— BEGIN Extracted data —

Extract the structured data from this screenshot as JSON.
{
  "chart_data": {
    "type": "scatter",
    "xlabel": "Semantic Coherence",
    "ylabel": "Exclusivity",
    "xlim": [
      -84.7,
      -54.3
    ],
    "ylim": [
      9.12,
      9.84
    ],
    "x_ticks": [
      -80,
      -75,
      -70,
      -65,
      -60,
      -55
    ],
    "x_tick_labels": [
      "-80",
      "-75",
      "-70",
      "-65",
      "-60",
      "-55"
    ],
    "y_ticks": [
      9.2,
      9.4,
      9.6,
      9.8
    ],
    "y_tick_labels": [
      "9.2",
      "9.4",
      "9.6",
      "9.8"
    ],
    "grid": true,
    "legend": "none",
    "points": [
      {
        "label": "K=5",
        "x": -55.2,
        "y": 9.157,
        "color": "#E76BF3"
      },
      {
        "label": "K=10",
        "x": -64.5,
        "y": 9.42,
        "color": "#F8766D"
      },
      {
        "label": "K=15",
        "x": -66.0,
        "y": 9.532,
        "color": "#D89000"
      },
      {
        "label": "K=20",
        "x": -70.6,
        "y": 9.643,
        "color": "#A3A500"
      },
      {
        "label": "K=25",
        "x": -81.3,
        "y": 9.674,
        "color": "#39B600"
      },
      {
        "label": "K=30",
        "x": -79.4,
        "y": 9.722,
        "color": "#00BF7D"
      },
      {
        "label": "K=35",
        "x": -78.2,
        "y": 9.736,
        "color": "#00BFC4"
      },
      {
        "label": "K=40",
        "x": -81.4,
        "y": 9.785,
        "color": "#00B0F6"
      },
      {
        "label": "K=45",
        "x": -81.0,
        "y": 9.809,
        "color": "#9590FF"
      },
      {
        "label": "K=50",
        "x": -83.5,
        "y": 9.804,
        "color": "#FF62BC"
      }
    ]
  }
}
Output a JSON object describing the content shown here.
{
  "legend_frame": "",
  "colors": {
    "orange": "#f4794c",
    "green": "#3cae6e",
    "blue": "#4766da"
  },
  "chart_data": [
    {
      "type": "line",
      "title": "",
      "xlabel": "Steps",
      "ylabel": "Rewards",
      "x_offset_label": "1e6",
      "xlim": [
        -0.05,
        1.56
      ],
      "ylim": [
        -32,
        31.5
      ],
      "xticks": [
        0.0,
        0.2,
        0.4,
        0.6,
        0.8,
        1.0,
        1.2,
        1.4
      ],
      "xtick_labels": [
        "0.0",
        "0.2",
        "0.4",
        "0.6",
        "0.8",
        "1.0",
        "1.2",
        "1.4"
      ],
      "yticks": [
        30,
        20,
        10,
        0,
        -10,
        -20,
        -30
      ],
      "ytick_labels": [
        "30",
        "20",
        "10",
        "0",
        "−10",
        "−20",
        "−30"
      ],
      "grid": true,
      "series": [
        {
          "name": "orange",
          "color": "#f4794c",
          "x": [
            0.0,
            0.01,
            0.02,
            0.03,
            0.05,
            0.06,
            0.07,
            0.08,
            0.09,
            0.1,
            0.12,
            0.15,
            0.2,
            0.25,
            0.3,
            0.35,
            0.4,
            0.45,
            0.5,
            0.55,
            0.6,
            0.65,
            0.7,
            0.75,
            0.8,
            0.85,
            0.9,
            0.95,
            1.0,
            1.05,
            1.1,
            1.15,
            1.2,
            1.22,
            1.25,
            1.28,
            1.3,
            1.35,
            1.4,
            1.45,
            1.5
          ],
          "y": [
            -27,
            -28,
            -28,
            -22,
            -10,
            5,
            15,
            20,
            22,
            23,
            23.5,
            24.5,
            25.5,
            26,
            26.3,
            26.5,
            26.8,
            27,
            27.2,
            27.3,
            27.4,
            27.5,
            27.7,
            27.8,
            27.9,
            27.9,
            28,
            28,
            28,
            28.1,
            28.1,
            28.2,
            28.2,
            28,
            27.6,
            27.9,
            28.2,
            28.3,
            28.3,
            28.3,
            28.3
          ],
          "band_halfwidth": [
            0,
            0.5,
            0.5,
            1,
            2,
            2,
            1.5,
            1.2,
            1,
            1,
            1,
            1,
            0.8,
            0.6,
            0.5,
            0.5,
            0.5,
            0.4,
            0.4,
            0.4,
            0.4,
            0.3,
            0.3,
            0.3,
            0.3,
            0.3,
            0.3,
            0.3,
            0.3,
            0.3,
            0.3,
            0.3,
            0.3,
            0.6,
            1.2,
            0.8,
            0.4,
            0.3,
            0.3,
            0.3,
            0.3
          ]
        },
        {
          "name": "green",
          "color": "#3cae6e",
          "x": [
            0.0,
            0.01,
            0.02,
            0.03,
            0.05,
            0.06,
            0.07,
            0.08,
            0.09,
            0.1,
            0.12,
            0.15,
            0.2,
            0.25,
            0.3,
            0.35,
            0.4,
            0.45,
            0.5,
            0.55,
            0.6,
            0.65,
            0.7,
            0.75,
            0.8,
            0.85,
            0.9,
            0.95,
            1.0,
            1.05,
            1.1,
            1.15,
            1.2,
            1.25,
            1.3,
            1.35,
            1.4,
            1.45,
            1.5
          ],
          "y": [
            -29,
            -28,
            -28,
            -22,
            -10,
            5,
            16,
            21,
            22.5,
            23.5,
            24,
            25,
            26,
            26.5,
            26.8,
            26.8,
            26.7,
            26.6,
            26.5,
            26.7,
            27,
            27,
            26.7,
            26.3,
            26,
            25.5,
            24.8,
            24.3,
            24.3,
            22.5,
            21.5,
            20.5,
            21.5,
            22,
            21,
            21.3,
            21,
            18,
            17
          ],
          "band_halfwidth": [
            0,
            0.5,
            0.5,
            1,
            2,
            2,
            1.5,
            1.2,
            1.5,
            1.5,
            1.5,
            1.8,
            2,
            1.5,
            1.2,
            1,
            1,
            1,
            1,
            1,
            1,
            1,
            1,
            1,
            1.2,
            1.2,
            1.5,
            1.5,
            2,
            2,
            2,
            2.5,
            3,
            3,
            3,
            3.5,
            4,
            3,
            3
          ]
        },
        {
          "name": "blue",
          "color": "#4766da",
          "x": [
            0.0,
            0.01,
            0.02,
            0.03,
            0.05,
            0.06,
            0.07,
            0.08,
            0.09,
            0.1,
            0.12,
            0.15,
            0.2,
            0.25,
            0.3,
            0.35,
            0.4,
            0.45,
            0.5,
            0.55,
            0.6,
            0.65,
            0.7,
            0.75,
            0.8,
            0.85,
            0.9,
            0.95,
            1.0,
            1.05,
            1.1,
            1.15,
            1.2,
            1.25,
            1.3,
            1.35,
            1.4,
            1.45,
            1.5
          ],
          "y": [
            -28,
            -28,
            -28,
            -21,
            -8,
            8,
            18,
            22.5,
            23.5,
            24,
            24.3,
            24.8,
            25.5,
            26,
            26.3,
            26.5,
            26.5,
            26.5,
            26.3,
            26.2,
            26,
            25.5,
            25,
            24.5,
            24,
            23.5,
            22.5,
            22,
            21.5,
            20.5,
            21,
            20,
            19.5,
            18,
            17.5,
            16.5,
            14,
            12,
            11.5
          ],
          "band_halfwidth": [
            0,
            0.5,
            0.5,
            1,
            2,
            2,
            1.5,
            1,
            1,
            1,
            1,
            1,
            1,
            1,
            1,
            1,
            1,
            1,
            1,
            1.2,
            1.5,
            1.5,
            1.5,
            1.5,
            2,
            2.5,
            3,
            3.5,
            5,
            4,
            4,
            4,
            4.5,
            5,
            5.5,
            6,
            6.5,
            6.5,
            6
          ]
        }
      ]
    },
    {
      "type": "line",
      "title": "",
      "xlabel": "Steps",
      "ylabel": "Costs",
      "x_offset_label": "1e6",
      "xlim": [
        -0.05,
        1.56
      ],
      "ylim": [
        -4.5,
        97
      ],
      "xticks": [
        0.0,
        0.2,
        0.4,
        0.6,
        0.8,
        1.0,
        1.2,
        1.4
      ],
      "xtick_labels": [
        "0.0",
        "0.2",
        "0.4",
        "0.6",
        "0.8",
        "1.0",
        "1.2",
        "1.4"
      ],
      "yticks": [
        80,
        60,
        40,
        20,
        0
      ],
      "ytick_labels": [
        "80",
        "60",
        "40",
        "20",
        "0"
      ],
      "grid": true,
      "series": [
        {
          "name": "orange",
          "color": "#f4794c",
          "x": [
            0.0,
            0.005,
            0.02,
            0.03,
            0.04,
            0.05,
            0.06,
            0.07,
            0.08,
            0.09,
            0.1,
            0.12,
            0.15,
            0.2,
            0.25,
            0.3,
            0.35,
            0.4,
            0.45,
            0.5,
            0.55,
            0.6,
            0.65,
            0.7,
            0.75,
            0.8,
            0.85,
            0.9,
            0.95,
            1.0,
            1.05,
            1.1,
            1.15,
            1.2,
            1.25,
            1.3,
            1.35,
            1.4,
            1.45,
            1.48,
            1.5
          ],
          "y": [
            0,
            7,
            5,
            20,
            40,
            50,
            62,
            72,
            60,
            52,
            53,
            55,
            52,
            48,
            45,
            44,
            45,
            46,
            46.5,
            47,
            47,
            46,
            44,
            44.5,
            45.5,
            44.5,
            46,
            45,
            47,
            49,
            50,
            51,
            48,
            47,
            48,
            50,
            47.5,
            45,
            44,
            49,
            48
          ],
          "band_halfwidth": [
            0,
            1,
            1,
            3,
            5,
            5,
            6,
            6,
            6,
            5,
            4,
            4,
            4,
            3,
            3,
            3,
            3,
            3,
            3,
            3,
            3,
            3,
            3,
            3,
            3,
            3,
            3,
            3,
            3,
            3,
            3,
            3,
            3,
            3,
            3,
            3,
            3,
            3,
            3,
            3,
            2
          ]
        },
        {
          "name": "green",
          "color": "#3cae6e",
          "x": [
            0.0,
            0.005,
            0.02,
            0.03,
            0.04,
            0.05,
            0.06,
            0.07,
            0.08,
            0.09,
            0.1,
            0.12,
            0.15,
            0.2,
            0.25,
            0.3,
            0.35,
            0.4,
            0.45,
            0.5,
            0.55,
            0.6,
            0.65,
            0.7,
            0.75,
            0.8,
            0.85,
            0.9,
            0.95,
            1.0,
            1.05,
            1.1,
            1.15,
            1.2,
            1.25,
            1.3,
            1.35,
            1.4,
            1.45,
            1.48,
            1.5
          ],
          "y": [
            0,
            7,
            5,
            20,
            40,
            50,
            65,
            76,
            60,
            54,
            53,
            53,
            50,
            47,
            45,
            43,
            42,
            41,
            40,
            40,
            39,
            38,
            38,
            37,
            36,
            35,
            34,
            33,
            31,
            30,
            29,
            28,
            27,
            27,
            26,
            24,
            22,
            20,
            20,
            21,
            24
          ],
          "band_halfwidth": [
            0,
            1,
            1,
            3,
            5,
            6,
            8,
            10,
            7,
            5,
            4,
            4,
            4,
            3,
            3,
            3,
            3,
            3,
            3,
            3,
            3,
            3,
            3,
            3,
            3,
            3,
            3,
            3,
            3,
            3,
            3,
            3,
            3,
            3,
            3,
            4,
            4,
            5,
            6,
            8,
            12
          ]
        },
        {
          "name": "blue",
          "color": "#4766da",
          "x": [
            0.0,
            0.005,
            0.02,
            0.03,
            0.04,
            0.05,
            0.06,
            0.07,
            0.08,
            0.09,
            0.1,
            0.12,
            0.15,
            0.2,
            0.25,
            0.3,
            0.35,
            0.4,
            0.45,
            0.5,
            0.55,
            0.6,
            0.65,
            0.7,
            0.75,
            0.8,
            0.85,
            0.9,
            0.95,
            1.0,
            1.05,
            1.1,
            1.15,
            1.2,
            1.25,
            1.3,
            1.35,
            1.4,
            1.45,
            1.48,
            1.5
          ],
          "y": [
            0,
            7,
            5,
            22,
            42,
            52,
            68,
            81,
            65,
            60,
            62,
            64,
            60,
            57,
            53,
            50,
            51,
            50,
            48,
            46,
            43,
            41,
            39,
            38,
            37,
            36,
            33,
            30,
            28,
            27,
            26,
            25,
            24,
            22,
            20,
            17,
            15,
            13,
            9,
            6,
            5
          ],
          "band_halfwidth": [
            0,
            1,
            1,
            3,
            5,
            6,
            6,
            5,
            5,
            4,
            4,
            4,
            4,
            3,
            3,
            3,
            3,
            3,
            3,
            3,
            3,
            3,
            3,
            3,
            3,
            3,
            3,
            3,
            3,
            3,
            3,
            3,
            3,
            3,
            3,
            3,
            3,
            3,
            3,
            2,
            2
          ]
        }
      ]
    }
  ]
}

— END Extracted data —

Stated goal - Identify each line in the records above that contains the word "ylabel", and copy it out in full.

Written response -
    "ylabel": "Exclusivity",
      "ylabel": "Rewards",
      "ylabel": "Costs",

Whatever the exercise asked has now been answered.